··· Material to process ···
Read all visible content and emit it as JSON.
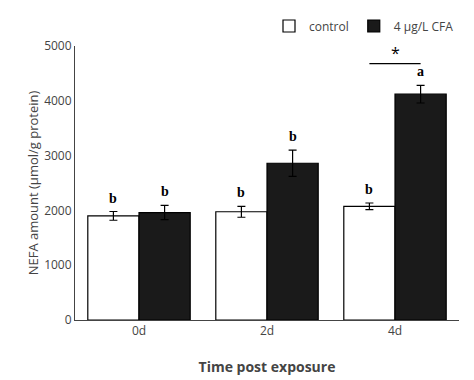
{
  "chart_data": {
    "type": "bar",
    "categories": [
      "0d",
      "2d",
      "4d"
    ],
    "series": [
      {
        "name": "control",
        "color": "#ffffff",
        "values": [
          1900,
          1975,
          2075
        ],
        "errors": [
          80,
          100,
          60
        ],
        "letters": [
          "b",
          "b",
          "b"
        ]
      },
      {
        "name": "4 μg/L CFA",
        "color": "#1a1a1a",
        "values": [
          1960,
          2860,
          4120
        ],
        "errors": [
          130,
          240,
          160
        ],
        "letters": [
          "b",
          "b",
          "a"
        ]
      }
    ],
    "xlabel": "Time post exposure",
    "ylabel": "NEFA amount (μmol/g protein)",
    "ylim": [
      0,
      5000
    ],
    "yticks": [
      0,
      1000,
      2000,
      3000,
      4000,
      5000
    ],
    "annotations": [
      {
        "text": "*",
        "category": "4d",
        "y": 4680
      }
    ],
    "grid": false,
    "legend": "upper right"
  }
}
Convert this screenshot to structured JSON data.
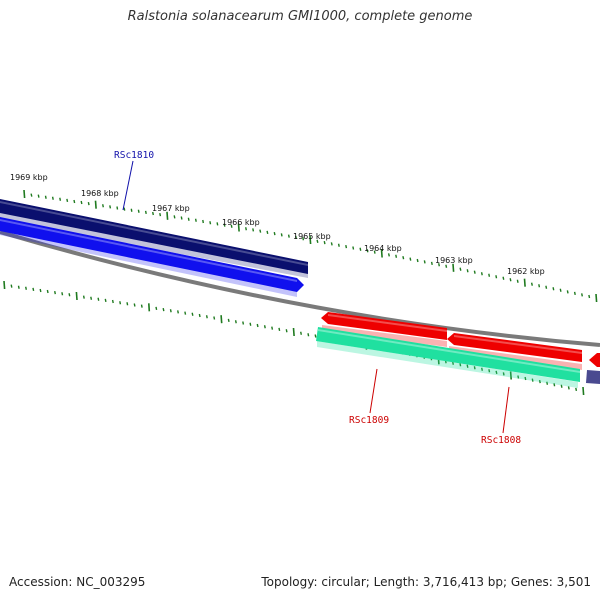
{
  "title": "Ralstonia solanacearum GMI1000, complete genome",
  "footer": {
    "accession": "Accession: NC_003295",
    "info": "Topology: circular; Length: 3,716,413 bp; Genes: 3,501"
  },
  "colors": {
    "backbone": "#7a7a7a",
    "tick": "#1f7a1f",
    "navy": "#0a0f6e",
    "blue": "#1010ee",
    "red": "#ee0000",
    "teal": "#20e0a0",
    "slate": "#4a4a90",
    "label_blue": "#1111aa",
    "label_red": "#cc0000"
  },
  "scale": {
    "labels": [
      "1969 kbp",
      "1968 kbp",
      "1967 kbp",
      "1966 kbp",
      "1965 kbp",
      "1964 kbp",
      "1963 kbp",
      "1962 kbp"
    ]
  },
  "genes": [
    {
      "name": "RSc1810",
      "label_color": "label_blue"
    },
    {
      "name": "RSc1809",
      "label_color": "label_red"
    },
    {
      "name": "RSc1808",
      "label_color": "label_red"
    }
  ]
}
···
■ **About this task**: Every line above should be copied exactly; do not carry over the pictures.

■ **Answer section**:
Read all visible content and emit it as JSON.
{
  "chart_data": {
    "type": "bar",
    "categories": [
      "0d",
      "2d",
      "4d"
    ],
    "series": [
      {
        "name": "control",
        "color": "#ffffff",
        "values": [
          1900,
          1975,
          2075
        ],
        "errors": [
          80,
          100,
          60
        ],
        "letters": [
          "b",
          "b",
          "b"
        ]
      },
      {
        "name": "4 μg/L CFA",
        "color": "#1a1a1a",
        "values": [
          1960,
          2860,
          4120
        ],
        "errors": [
          130,
          240,
          160
        ],
        "letters": [
          "b",
          "b",
          "a"
        ]
      }
    ],
    "xlabel": "Time post exposure",
    "ylabel": "NEFA amount (μmol/g protein)",
    "ylim": [
      0,
      5000
    ],
    "yticks": [
      0,
      1000,
      2000,
      3000,
      4000,
      5000
    ],
    "annotations": [
      {
        "text": "*",
        "category": "4d",
        "y": 4680
      }
    ],
    "grid": false,
    "legend": "upper right"
  }
}
Convert this screenshot to structured JSON data.
{
  "title": "Ralstonia solanacearum GMI1000, complete genome",
  "footer": {
    "accession": "Accession: NC_003295",
    "info": "Topology: circular; Length: 3,716,413 bp; Genes: 3,501"
  },
  "colors": {
    "backbone": "#7a7a7a",
    "tick": "#1f7a1f",
    "navy": "#0a0f6e",
    "blue": "#1010ee",
    "red": "#ee0000",
    "teal": "#20e0a0",
    "slate": "#4a4a90",
    "label_blue": "#1111aa",
    "label_red": "#cc0000"
  },
  "scale": {
    "labels": [
      "1969 kbp",
      "1968 kbp",
      "1967 kbp",
      "1966 kbp",
      "1965 kbp",
      "1964 kbp",
      "1963 kbp",
      "1962 kbp"
    ]
  },
  "genes": [
    {
      "name": "RSc1810",
      "label_color": "label_blue"
    },
    {
      "name": "RSc1809",
      "label_color": "label_red"
    },
    {
      "name": "RSc1808",
      "label_color": "label_red"
    }
  ]
}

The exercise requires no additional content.